▶ [WHAT NEEDS TO BE DONE] Give every line from the entries that contains "time".

(Stored data)
(begin)

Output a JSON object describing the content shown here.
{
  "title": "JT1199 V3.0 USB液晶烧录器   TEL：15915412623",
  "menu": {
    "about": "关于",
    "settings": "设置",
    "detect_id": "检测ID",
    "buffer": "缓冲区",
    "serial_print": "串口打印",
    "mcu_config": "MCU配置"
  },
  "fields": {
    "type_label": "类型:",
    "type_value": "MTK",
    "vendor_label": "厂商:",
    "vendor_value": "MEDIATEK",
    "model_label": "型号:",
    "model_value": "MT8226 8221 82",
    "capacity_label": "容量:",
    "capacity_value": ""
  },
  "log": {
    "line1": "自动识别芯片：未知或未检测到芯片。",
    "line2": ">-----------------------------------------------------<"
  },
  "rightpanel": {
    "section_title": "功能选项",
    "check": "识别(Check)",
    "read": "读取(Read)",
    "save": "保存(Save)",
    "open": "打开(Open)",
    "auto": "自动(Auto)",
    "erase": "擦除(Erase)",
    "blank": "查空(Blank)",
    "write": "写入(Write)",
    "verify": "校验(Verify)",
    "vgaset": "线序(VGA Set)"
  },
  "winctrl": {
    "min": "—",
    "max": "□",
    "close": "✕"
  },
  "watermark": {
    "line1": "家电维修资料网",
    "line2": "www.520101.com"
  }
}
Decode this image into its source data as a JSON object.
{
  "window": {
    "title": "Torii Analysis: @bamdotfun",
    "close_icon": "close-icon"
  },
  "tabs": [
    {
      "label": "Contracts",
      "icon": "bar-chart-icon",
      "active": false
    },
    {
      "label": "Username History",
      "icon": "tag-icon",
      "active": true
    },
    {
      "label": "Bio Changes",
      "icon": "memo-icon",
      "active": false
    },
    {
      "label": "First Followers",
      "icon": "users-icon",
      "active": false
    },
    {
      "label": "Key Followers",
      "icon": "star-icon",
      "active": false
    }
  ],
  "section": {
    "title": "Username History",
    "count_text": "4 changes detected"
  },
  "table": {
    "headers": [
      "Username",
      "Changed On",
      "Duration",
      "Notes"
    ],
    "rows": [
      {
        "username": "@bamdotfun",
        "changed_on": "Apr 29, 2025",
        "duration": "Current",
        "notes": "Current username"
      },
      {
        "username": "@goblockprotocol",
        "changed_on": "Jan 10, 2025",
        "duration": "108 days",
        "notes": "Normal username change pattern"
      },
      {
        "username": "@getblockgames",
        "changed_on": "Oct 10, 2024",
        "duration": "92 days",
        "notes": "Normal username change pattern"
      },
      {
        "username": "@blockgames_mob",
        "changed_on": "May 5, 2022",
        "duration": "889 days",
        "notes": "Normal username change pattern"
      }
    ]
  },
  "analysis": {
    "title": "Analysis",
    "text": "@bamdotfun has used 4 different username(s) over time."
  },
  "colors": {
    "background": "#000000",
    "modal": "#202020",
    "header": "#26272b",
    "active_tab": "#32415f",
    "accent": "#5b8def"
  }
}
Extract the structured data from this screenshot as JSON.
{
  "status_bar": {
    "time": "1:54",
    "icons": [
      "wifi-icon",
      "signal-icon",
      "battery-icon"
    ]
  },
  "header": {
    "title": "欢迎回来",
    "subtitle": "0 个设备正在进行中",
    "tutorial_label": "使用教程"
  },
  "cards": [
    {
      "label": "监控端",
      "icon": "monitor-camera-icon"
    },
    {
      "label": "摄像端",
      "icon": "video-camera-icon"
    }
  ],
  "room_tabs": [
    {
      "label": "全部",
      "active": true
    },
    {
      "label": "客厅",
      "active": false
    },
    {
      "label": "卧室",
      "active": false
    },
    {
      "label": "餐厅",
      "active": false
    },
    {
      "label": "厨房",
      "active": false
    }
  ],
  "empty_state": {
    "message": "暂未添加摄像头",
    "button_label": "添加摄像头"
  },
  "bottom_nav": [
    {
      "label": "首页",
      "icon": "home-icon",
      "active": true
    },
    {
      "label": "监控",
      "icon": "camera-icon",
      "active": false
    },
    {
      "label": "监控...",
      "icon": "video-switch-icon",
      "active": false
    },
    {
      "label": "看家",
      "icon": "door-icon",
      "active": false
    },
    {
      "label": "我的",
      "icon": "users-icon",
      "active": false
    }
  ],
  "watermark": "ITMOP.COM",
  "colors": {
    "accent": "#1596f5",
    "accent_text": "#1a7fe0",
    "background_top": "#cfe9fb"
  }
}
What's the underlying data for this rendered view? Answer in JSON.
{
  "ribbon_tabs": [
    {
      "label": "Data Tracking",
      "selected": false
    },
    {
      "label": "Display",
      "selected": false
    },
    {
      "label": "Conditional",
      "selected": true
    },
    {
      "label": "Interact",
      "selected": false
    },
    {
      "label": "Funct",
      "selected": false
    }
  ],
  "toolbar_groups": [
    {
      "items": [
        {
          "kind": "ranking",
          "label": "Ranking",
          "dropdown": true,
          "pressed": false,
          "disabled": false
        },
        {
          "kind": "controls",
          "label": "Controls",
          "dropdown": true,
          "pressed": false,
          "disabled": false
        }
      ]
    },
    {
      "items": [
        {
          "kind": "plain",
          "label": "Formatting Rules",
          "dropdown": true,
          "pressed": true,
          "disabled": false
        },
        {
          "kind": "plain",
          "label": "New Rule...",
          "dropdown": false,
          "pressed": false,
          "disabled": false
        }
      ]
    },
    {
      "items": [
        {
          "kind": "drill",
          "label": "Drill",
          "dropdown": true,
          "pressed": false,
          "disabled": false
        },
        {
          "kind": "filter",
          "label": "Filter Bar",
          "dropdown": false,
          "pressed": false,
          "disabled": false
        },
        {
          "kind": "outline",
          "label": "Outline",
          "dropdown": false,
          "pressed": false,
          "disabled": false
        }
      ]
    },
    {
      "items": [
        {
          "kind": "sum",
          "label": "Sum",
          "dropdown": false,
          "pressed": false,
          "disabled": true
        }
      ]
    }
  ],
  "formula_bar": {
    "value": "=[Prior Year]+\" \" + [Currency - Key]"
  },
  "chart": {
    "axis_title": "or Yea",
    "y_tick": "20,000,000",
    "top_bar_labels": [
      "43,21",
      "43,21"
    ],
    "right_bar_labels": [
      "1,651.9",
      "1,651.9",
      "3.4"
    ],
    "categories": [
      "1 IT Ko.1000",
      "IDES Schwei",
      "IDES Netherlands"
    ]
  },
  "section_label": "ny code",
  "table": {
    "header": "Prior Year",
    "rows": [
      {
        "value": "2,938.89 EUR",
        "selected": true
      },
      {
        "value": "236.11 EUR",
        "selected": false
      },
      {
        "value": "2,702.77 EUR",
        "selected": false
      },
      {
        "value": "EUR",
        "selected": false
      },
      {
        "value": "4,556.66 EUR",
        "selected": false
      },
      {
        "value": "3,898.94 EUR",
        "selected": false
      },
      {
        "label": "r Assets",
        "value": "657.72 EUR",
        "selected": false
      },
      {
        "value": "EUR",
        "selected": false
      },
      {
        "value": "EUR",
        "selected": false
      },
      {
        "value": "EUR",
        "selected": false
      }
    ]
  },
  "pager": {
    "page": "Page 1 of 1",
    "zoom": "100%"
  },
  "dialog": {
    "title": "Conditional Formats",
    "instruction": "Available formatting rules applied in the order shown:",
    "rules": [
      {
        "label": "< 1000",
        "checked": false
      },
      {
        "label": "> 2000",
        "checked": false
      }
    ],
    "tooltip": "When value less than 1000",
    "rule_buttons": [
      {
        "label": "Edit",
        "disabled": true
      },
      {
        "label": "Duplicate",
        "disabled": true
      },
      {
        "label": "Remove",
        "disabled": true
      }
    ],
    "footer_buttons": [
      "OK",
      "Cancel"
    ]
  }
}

(end)

▶ [ANSWER BELOW]
    "text": "@bamdotfun has used 4 different username(s) over time."
    "time": "1:54",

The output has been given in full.